In your copy, repeat the records exactly and leave out the pictures.

** BEGIN EXTRACTED MATERIAL **

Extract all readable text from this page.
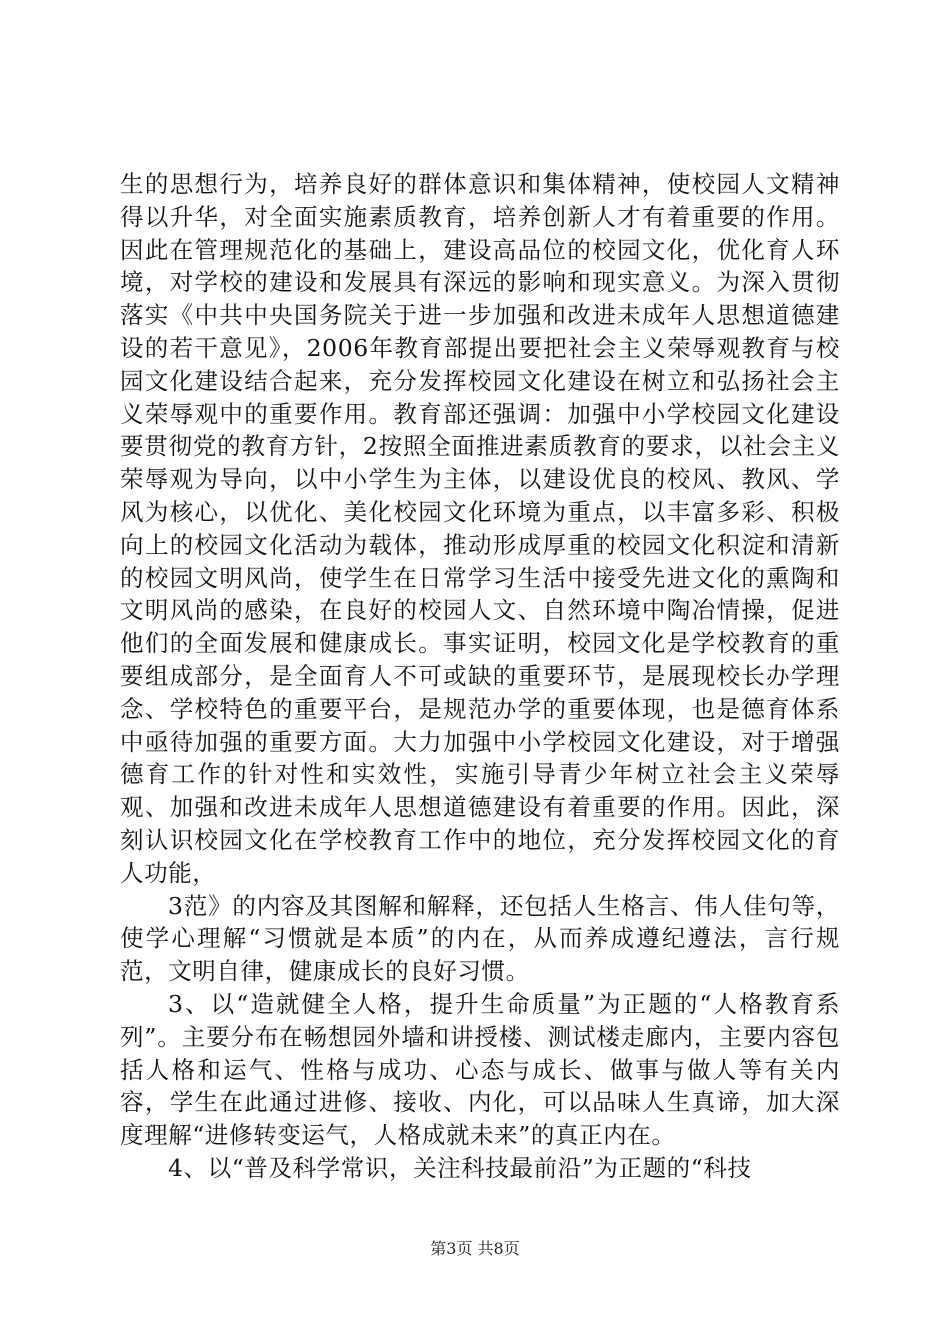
生的思想行为，培养良好的群体意识和集体精神，使校园人文精神得以升华，对全面实施素质教育，培养创新人才有着重要的作用。因此在管理规范化的基础上，建设高品位的校园文化，优化育人环境，对学校的建设和发展具有深远的影响和现实意义。为深入贯彻落实《中共中央国务院关于进一步加强和改进未成年人思想道德建设的若干意见》，2006年教育部提出要把社会主义荣辱观教育与校园文化建设结合起来，充分发挥校园文化建设在树立和弘扬社会主义荣辱观中的重要作用。教育部还强调：加强中小学校园文化建设要贯彻党的教育方针，2按照全面推进素质教育的要求，以社会主义荣辱观为导向，以中小学生为主体，以建设优良的校风、教风、学风为核心，以优化、美化校园文化环境为重点，以丰富多彩、积极向上的校园文化活动为载体，推动形成厚重的校园文化积淀和清新的校园文明风尚，使学生在日常学习生活中接受先进文化的熏陶和文明风尚的感染，在良好的校园人文、自然环境中陶冶情操，促进他们的全面发展和健康成长。事实证明，校园文化是学校教育的重要组成部分，是全面育人不可或缺的重要环节，是展现校长办学理念、学校特色的重要平台，是规范办学的重要体现，也是德育体系中亟待加强的重要方面。大力加强中小学校园文化建设，对于增强德育工作的针对性和实效性，实施引导青少年树立社会主义荣辱观、加强和改进未成年人思想道德建设有着重要的作用。因此，深刻认识校园文化在学校教育工作中的地位，充分发挥校园文化的育人功能，

3范》的内容及其图解和解释，还包括人生格言、伟人佳句等，使学心理解“习惯就是本质”的内在，从而养成遵纪遵法，言行规范，文明自律，健康成长的良好习惯。

3、以“造就健全人格，提升生命质量”为正题的“人格教育系列”。主要分布在畅想园外墙和讲授楼、测试楼走廊内，主要内容包括人格和运气、性格与成功、心态与成长、做事与做人等有关内容，学生在此通过进修、接收、内化，可以品味人生真谛，加大深度理解“进修转变运气，人格成就未来”的真正内在。

4、以“普及科学常识，关注科技最前沿”为正题的“科技

第3页 共8页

** END EXTRACTED MATERIAL **

- [ANSWER TO THE TASK]
Extract all readable text from this page.
生的思想行为，培养良好的群体意识和集体精神，使校园人文精神得以升华，对全面实施素质教育，培养创新人才有着重要的作用。因此在管理规范化的基础上，建设高品位的校园文化，优化育人环境，对学校的建设和发展具有深远的影响和现实意义。为深入贯彻落实《中共中央国务院关于进一步加强和改进未成年人思想道德建设的若干意见》，2006年教育部提出要把社会主义荣辱观教育与校园文化建设结合起来，充分发挥校园文化建设在树立和弘扬社会主义荣辱观中的重要作用。教育部还强调：加强中小学校园文化建设要贯彻党的教育方针，2按照全面推进素质教育的要求，以社会主义荣辱观为导向，以中小学生为主体，以建设优良的校风、教风、学风为核心，以优化、美化校园文化环境为重点，以丰富多彩、积极向上的校园文化活动为载体，推动形成厚重的校园文化积淀和清新的校园文明风尚，使学生在日常学习生活中接受先进文化的熏陶和文明风尚的感染，在良好的校园人文、自然环境中陶冶情操，促进他们的全面发展和健康成长。事实证明，校园文化是学校教育的重要组成部分，是全面育人不可或缺的重要环节，是展现校长办学理念、学校特色的重要平台，是规范办学的重要体现，也是德育体系中亟待加强的重要方面。大力加强中小学校园文化建设，对于增强德育工作的针对性和实效性，实施引导青少年树立社会主义荣辱观、加强和改进未成年人思想道德建设有着重要的作用。因此，深刻认识校园文化在学校教育工作中的地位，充分发挥校园文化的育人功能，

3范》的内容及其图解和解释，还包括人生格言、伟人佳句等，使学心理解“习惯就是本质”的内在，从而养成遵纪遵法，言行规范，文明自律，健康成长的良好习惯。

3、以“造就健全人格，提升生命质量”为正题的“人格教育系列”。主要分布在畅想园外墙和讲授楼、测试楼走廊内，主要内容包括人格和运气、性格与成功、心态与成长、做事与做人等有关内容，学生在此通过进修、接收、内化，可以品味人生真谛，加大深度理解“进修转变运气，人格成就未来”的真正内在。

4、以“普及科学常识，关注科技最前沿”为正题的“科技

第3页 共8页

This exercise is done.